§ SOURCE:
# IK_LM - Levemberg-Marquadt Numerical IK

class roboticstoolbox.robot.IK.IK_LM(name='IK Solver', ilimit=30, slimit=100, tol=1e-06, mask=None, joint_limits=True, seed=None, k=1.0, method='chan', kq=0.0, km=0.0, ps=0.0, pi=0.3, **kwargs)[source]

Bases: IKSolver

A class which provides functionality to perform numerical inverse kinematics (IK) using the Levemberg-Marquadt method. See step method for mathematical description.

Parameters:

Examples

The following example gets the ets of a panda robot object, instantiates the IK_LM solver class using default parameters, makes a goal pose Tep, and then solves for the joint coordinates which result in the pose Tep using the solve method.

>>> import roboticstoolbox as rtb
>>> panda = rtb.models.Panda().ets()
>>> solver = rtb.IK_LM()
>>> Tep = panda.fkine([0, -0.3, 0, -2.2, 0, 2, 0.7854])
>>> solver.solve(panda, Tep)
IKSolution(q=array([-1.6464, -1.1822,  1.0484, -2.1051,  1.0311,  1.4364,  0.0173]), success=True, iterations=188, searches=17, residual=3.9241014186806444e-08, reason='Success')


Notes

The value for the k kwarg will depend on the method chosen and the arm you are using. Use the following as a rough guide chan, k = 1.0 - 0.01, wampler, k = 0.01 - 0.0001, and sugihara, k = 0.1 - 0.0001

When using the this method, the initial joint coordinates $$q_0$$, should correspond to a non-singular manipulator pose, since it uses the manipulator Jacobian.

§ DATASET CONTENT:

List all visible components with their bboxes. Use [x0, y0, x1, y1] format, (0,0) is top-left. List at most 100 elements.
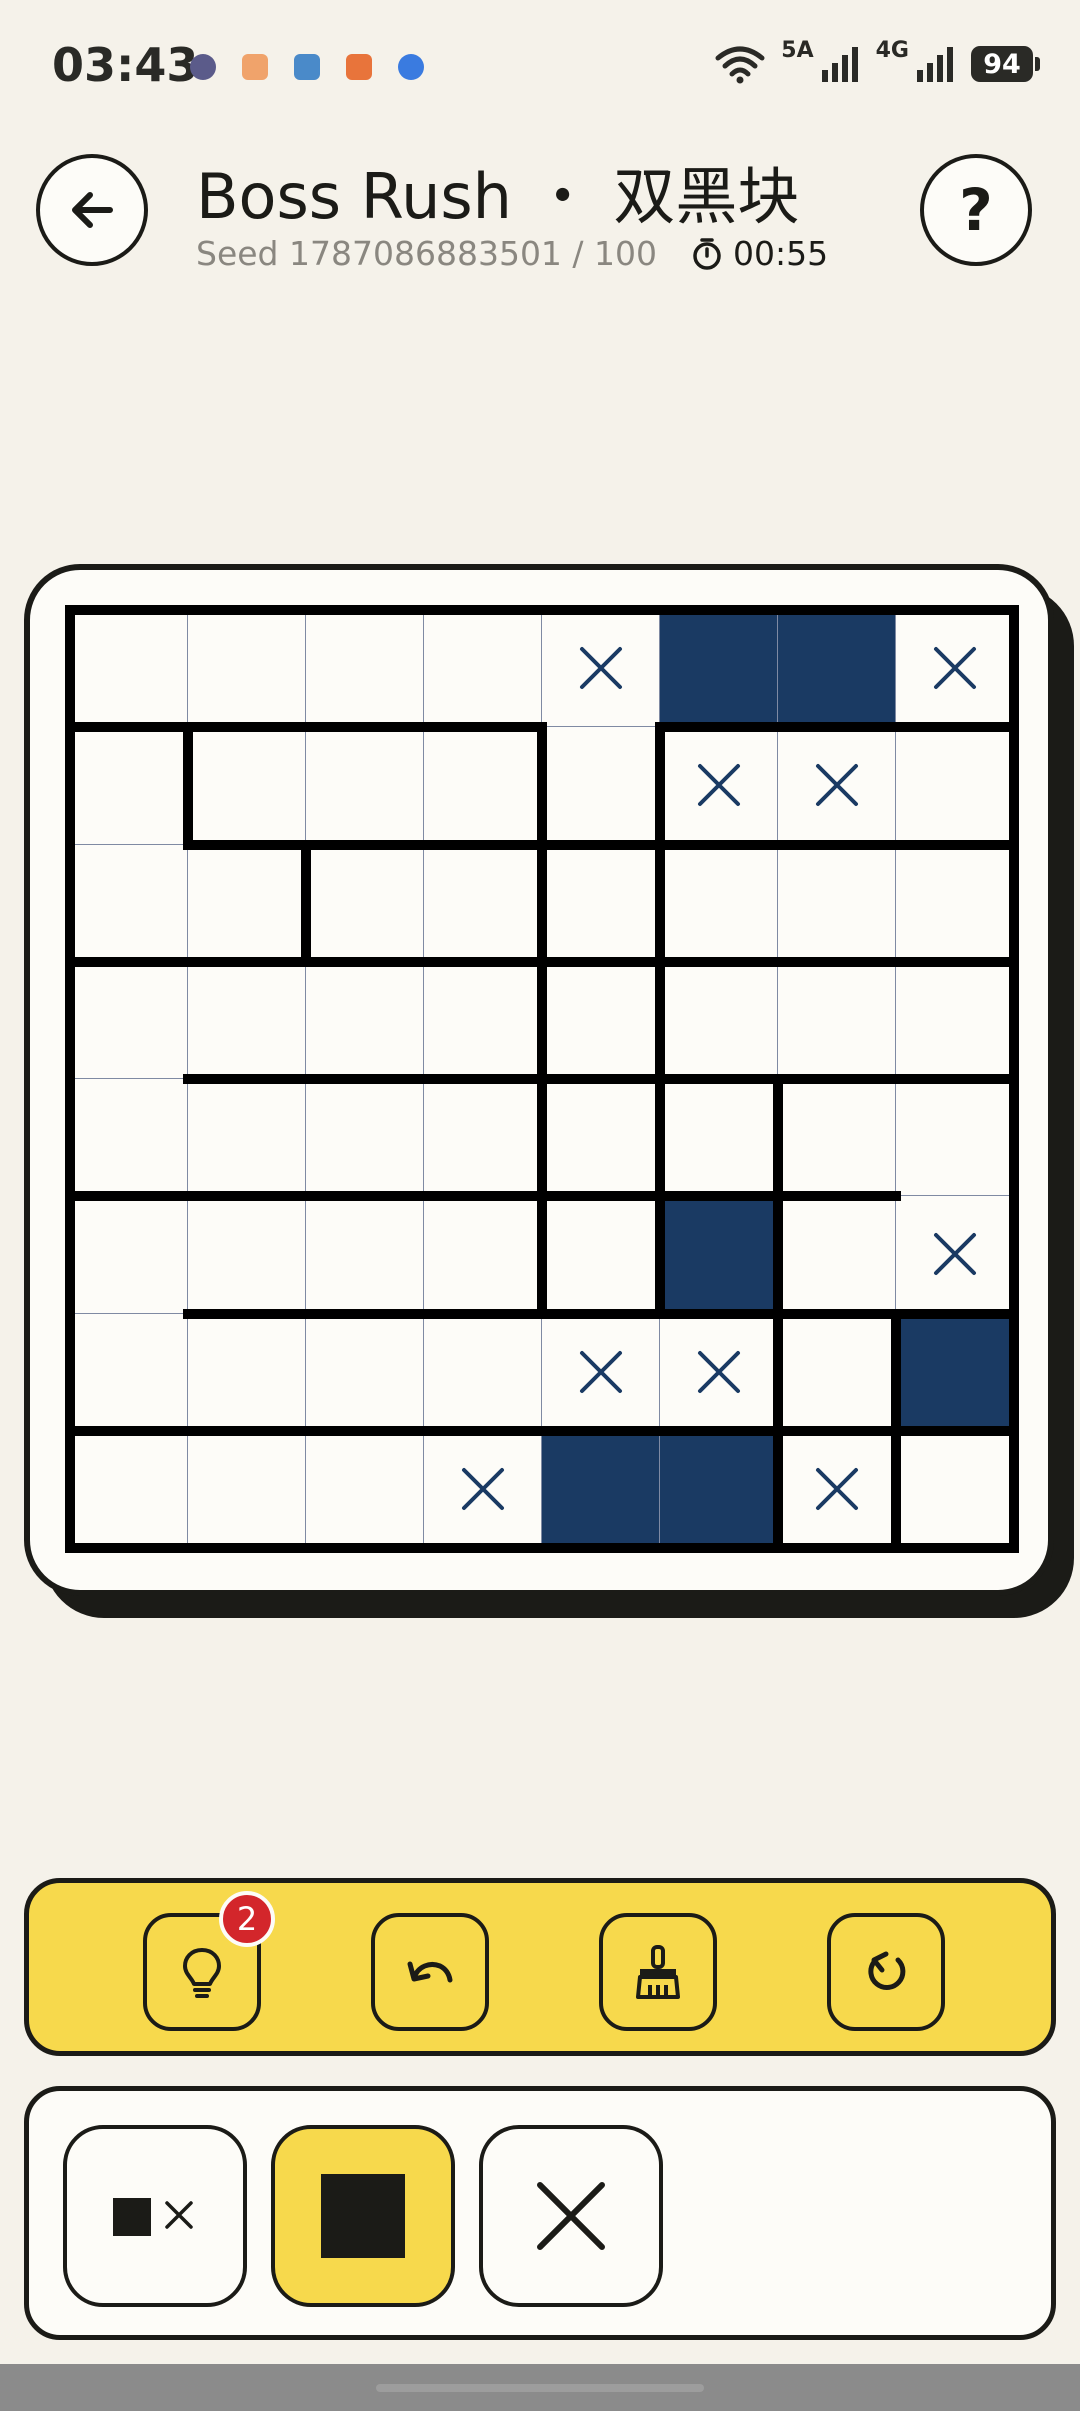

§ DO THIS: Transcribe the IK_LM documentation word for word, everything from "The following example" down to "the solve method.". None of the listing matters for what is asked here.

§ COMPLETED EXERCISE:
The following example gets the ets of a panda robot object, instantiates the IK_LM solver class using default parameters, makes a goal pose Tep, and then solves for the joint coordinates which result in the pose Tep using the solve method.